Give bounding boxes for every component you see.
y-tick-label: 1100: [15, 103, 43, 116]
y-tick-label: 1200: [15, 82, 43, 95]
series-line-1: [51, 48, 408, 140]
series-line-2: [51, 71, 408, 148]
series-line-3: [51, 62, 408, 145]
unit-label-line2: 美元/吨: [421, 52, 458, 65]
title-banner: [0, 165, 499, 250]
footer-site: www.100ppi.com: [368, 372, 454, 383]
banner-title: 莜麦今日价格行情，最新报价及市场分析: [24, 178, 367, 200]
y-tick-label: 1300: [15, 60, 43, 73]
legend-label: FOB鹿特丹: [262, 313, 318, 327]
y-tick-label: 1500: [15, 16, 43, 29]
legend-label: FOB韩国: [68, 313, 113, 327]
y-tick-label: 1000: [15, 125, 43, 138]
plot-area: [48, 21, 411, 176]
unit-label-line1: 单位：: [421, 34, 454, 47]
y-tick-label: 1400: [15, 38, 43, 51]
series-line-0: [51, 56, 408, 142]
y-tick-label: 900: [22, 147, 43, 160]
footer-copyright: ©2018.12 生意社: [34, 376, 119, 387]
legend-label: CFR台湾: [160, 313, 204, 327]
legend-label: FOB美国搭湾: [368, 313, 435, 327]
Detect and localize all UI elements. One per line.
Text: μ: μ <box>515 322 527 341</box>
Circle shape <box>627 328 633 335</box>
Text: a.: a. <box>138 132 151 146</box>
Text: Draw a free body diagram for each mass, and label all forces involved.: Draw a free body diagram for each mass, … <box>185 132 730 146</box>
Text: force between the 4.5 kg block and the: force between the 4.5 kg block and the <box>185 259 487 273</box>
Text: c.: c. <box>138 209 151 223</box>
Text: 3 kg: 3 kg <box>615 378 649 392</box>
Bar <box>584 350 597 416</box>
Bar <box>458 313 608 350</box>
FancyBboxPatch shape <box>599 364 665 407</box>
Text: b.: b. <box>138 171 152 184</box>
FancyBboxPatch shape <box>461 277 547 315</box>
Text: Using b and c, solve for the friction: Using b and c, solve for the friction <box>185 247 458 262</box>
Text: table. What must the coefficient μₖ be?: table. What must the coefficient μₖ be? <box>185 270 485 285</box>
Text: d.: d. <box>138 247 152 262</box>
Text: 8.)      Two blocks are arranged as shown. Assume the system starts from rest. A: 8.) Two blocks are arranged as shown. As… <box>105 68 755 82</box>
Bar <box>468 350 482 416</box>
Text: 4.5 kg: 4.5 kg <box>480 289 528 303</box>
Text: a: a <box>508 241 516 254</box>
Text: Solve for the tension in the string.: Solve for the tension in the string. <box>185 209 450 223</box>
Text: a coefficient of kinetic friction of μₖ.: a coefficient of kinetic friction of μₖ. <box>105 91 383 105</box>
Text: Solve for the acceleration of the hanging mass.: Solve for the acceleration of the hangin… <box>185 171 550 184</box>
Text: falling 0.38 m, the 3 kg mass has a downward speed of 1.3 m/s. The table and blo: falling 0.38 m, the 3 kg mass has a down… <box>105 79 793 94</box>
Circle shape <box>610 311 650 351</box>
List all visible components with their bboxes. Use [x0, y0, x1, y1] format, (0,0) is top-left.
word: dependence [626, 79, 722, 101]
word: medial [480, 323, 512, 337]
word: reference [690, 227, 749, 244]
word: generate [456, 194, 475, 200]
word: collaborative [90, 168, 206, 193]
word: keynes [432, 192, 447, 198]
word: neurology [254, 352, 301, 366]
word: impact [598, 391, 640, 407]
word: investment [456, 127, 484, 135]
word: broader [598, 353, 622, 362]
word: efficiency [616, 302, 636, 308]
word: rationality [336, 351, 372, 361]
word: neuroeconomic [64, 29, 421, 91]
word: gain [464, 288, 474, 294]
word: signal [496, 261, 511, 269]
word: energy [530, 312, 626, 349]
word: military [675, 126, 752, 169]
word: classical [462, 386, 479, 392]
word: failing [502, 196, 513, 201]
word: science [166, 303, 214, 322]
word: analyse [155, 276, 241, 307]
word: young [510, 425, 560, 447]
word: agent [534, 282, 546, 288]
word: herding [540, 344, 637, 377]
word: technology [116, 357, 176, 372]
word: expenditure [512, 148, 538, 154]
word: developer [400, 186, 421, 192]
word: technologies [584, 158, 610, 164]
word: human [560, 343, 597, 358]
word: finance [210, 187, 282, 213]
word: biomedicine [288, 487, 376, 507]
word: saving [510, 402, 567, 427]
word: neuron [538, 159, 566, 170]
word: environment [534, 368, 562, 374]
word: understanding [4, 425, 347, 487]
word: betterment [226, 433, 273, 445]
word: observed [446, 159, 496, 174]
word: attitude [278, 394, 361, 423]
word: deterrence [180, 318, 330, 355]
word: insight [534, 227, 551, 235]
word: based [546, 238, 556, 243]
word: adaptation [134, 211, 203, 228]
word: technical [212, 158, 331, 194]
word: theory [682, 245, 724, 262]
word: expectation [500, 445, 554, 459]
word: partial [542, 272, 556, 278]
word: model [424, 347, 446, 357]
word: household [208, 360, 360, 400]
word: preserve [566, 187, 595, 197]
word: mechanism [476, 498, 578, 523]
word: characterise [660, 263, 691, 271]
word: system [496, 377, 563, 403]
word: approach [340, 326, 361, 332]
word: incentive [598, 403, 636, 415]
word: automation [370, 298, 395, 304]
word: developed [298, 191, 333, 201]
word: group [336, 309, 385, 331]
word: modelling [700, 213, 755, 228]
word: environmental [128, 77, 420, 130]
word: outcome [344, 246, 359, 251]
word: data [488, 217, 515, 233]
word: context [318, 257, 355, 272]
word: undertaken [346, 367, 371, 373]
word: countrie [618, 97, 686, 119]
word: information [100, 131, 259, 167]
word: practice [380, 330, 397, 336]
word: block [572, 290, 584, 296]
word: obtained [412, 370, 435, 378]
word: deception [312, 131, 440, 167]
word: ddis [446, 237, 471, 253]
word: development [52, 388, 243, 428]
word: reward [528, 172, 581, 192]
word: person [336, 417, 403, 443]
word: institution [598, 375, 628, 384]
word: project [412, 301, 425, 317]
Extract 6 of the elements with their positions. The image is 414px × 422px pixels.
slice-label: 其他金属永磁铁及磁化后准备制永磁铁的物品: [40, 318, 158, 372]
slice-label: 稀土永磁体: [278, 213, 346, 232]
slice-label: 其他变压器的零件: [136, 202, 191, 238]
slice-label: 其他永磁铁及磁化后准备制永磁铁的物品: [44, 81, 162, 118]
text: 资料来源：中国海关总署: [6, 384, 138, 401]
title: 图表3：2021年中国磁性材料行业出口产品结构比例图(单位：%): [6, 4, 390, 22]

____

**What you need to do:**
Copy the material verbatim from its first line through the line containing "title-banner: [0, 165, 499, 250]", including that line.

**Result of this exercise:**
Give bounding boxes for every component you see.
y-tick-label: 1100: [15, 103, 43, 116]
y-tick-label: 1200: [15, 82, 43, 95]
series-line-1: [51, 48, 408, 140]
series-line-2: [51, 71, 408, 148]
series-line-3: [51, 62, 408, 145]
unit-label-line2: 美元/吨: [421, 52, 458, 65]
title-banner: [0, 165, 499, 250]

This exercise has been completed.